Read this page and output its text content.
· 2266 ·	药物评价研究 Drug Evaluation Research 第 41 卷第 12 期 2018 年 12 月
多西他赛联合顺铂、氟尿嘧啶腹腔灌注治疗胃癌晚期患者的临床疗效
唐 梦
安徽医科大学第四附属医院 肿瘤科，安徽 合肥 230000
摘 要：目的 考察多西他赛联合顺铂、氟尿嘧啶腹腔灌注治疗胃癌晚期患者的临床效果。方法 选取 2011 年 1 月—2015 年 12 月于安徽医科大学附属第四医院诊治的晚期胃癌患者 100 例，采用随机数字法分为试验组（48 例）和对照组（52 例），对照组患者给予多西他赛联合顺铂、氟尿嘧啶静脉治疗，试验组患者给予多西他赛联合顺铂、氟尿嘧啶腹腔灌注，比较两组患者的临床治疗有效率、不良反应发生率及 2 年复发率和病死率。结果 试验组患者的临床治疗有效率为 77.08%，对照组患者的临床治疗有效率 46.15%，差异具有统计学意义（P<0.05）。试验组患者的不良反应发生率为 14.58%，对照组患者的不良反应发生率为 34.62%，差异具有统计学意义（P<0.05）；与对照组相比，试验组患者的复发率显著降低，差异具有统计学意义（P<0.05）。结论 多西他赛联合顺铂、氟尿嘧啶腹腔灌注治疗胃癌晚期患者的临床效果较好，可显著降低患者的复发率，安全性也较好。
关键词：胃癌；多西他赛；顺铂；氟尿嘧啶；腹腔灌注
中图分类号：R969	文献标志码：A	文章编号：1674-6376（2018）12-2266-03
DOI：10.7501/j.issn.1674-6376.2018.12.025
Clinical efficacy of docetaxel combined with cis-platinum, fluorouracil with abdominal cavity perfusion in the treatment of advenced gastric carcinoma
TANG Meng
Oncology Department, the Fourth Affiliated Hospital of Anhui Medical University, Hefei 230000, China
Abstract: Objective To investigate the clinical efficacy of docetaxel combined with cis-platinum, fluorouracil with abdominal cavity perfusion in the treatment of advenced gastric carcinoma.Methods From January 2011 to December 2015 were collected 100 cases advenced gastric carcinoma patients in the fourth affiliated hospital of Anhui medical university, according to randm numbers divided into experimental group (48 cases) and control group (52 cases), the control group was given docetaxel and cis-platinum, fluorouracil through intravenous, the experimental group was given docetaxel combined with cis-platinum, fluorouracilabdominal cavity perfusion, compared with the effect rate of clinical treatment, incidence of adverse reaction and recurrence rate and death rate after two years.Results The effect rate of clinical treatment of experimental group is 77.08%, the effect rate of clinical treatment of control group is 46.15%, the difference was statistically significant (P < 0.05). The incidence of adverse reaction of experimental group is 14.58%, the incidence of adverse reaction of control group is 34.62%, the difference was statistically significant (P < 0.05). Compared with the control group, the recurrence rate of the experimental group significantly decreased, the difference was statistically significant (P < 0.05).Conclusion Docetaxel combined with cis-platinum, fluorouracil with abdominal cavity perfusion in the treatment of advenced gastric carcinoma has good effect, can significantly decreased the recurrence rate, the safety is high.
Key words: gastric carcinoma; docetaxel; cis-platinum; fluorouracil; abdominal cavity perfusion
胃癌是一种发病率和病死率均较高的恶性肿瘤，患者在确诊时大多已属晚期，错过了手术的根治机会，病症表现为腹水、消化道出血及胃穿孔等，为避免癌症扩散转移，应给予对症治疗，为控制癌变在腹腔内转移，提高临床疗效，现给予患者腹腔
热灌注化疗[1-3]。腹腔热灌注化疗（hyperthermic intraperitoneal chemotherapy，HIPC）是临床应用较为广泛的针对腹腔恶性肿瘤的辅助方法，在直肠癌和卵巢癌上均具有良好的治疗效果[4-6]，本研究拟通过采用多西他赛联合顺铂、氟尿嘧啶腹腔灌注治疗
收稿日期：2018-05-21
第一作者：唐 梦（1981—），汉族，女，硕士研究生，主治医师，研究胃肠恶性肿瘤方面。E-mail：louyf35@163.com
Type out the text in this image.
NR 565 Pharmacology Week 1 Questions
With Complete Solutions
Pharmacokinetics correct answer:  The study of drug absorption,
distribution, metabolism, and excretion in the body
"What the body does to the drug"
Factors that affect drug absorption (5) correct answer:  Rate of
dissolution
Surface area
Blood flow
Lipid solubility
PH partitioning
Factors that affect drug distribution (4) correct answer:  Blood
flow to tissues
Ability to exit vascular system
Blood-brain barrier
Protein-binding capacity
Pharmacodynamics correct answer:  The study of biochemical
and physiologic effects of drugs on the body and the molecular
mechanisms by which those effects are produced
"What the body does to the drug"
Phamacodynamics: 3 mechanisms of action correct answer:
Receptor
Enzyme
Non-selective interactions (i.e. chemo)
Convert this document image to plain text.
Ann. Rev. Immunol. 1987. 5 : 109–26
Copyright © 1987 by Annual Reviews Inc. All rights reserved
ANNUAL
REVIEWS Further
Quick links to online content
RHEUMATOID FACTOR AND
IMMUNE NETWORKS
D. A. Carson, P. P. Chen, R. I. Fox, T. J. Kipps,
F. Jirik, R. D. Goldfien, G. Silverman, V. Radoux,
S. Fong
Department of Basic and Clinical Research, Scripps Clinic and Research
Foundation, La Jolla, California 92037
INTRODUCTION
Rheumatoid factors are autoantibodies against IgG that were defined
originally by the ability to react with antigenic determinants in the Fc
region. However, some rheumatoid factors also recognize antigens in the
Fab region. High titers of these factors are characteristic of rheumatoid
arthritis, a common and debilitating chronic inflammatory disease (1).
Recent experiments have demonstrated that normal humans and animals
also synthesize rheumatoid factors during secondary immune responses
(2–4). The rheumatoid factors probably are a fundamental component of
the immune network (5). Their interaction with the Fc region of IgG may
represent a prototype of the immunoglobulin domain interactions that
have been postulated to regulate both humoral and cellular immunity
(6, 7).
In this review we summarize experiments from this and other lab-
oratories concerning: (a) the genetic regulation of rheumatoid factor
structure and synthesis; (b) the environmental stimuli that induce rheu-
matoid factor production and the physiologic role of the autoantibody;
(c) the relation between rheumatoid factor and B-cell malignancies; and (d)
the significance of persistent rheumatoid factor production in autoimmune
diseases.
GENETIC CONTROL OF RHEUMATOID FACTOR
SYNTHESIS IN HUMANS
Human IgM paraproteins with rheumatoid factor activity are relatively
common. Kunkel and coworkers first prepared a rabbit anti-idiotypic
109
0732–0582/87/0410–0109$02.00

--

* What you need to do *
Go through the records and copy all of them exactly.

* Response area *
Read this page and output its text content.
· 2266 ·	药物评价研究 Drug Evaluation Research 第 41 卷第 12 期 2018 年 12 月
多西他赛联合顺铂、氟尿嘧啶腹腔灌注治疗胃癌晚期患者的临床疗效
唐 梦
安徽医科大学第四附属医院 肿瘤科，安徽 合肥 230000
摘 要：目的 考察多西他赛联合顺铂、氟尿嘧啶腹腔灌注治疗胃癌晚期患者的临床效果。方法 选取 2011 年 1 月—2015 年 12 月于安徽医科大学附属第四医院诊治的晚期胃癌患者 100 例，采用随机数字法分为试验组（48 例）和对照组（52 例），对照组患者给予多西他赛联合顺铂、氟尿嘧啶静脉治疗，试验组患者给予多西他赛联合顺铂、氟尿嘧啶腹腔灌注，比较两组患者的临床治疗有效率、不良反应发生率及 2 年复发率和病死率。结果 试验组患者的临床治疗有效率为 77.08%，对照组患者的临床治疗有效率 46.15%，差异具有统计学意义（P<0.05）。试验组患者的不良反应发生率为 14.58%，对照组患者的不良反应发生率为 34.62%，差异具有统计学意义（P<0.05）；与对照组相比，试验组患者的复发率显著降低，差异具有统计学意义（P<0.05）。结论 多西他赛联合顺铂、氟尿嘧啶腹腔灌注治疗胃癌晚期患者的临床效果较好，可显著降低患者的复发率，安全性也较好。
关键词：胃癌；多西他赛；顺铂；氟尿嘧啶；腹腔灌注
中图分类号：R969	文献标志码：A	文章编号：1674-6376（2018）12-2266-03
DOI：10.7501/j.issn.1674-6376.2018.12.025
Clinical efficacy of docetaxel combined with cis-platinum, fluorouracil with abdominal cavity perfusion in the treatment of advenced gastric carcinoma
TANG Meng
Oncology Department, the Fourth Affiliated Hospital of Anhui Medical University, Hefei 230000, China
Abstract: Objective To investigate the clinical efficacy of docetaxel combined with cis-platinum, fluorouracil with abdominal cavity perfusion in the treatment of advenced gastric carcinoma.Methods From January 2011 to December 2015 were collected 100 cases advenced gastric carcinoma patients in the fourth affiliated hospital of Anhui medical university, according to randm numbers divided into experimental group (48 cases) and control group (52 cases), the control group was given docetaxel and cis-platinum, fluorouracil through intravenous, the experimental group was given docetaxel combined with cis-platinum, fluorouracilabdominal cavity perfusion, compared with the effect rate of clinical treatment, incidence of adverse reaction and recurrence rate and death rate after two years.Results The effect rate of clinical treatment of experimental group is 77.08%, the effect rate of clinical treatment of control group is 46.15%, the difference was statistically significant (P < 0.05). The incidence of adverse reaction of experimental group is 14.58%, the incidence of adverse reaction of control group is 34.62%, the difference was statistically significant (P < 0.05). Compared with the control group, the recurrence rate of the experimental group significantly decreased, the difference was statistically significant (P < 0.05).Conclusion Docetaxel combined with cis-platinum, fluorouracil with abdominal cavity perfusion in the treatment of advenced gastric carcinoma has good effect, can significantly decreased the recurrence rate, the safety is high.
Key words: gastric carcinoma; docetaxel; cis-platinum; fluorouracil; abdominal cavity perfusion
胃癌是一种发病率和病死率均较高的恶性肿瘤，患者在确诊时大多已属晚期，错过了手术的根治机会，病症表现为腹水、消化道出血及胃穿孔等，为避免癌症扩散转移，应给予对症治疗，为控制癌变在腹腔内转移，提高临床疗效，现给予患者腹腔
热灌注化疗[1-3]。腹腔热灌注化疗（hyperthermic intraperitoneal chemotherapy，HIPC）是临床应用较为广泛的针对腹腔恶性肿瘤的辅助方法，在直肠癌和卵巢癌上均具有良好的治疗效果[4-6]，本研究拟通过采用多西他赛联合顺铂、氟尿嘧啶腹腔灌注治疗
收稿日期：2018-05-21
第一作者：唐 梦（1981—），汉族，女，硕士研究生，主治医师，研究胃肠恶性肿瘤方面。E-mail：louyf35@163.com
Type out the text in this image.
NR 565 Pharmacology Week 1 Questions
With Complete Solutions
Pharmacokinetics correct answer:  The study of drug absorption,
distribution, metabolism, and excretion in the body
"What the body does to the drug"
Factors that affect drug absorption (5) correct answer:  Rate of
dissolution
Surface area
Blood flow
Lipid solubility
PH partitioning
Factors that affect drug distribution (4) correct answer:  Blood
flow to tissues
Ability to exit vascular system
Blood-brain barrier
Protein-binding capacity
Pharmacodynamics correct answer:  The study of biochemical
and physiologic effects of drugs on the body and the molecular
mechanisms by which those effects are produced
"What the body does to the drug"
Phamacodynamics: 3 mechanisms of action correct answer:
Receptor
Enzyme
Non-selective interactions (i.e. chemo)
Convert this document image to plain text.
Ann. Rev. Immunol. 1987. 5 : 109–26
Copyright © 1987 by Annual Reviews Inc. All rights reserved
ANNUAL
REVIEWS Further
Quick links to online content
RHEUMATOID FACTOR AND
IMMUNE NETWORKS
D. A. Carson, P. P. Chen, R. I. Fox, T. J. Kipps,
F. Jirik, R. D. Goldfien, G. Silverman, V. Radoux,
S. Fong
Department of Basic and Clinical Research, Scripps Clinic and Research
Foundation, La Jolla, California 92037
INTRODUCTION
Rheumatoid factors are autoantibodies against IgG that were defined
originally by the ability to react with antigenic determinants in the Fc
region. However, some rheumatoid factors also recognize antigens in the
Fab region. High titers of these factors are characteristic of rheumatoid
arthritis, a common and debilitating chronic inflammatory disease (1).
Recent experiments have demonstrated that normal humans and animals
also synthesize rheumatoid factors during secondary immune responses
(2–4). The rheumatoid factors probably are a fundamental component of
the immune network (5). Their interaction with the Fc region of IgG may
represent a prototype of the immunoglobulin domain interactions that
have been postulated to regulate both humoral and cellular immunity
(6, 7).
In this review we summarize experiments from this and other lab-
oratories concerning: (a) the genetic regulation of rheumatoid factor
structure and synthesis; (b) the environmental stimuli that induce rheu-
matoid factor production and the physiologic role of the autoantibody;
(c) the relation between rheumatoid factor and B-cell malignancies; and (d)
the significance of persistent rheumatoid factor production in autoimmune
diseases.
GENETIC CONTROL OF RHEUMATOID FACTOR
SYNTHESIS IN HUMANS
Human IgM paraproteins with rheumatoid factor activity are relatively
common. Kunkel and coworkers first prepared a rabbit anti-idiotypic
109
0732–0582/87/0410–0109$02.00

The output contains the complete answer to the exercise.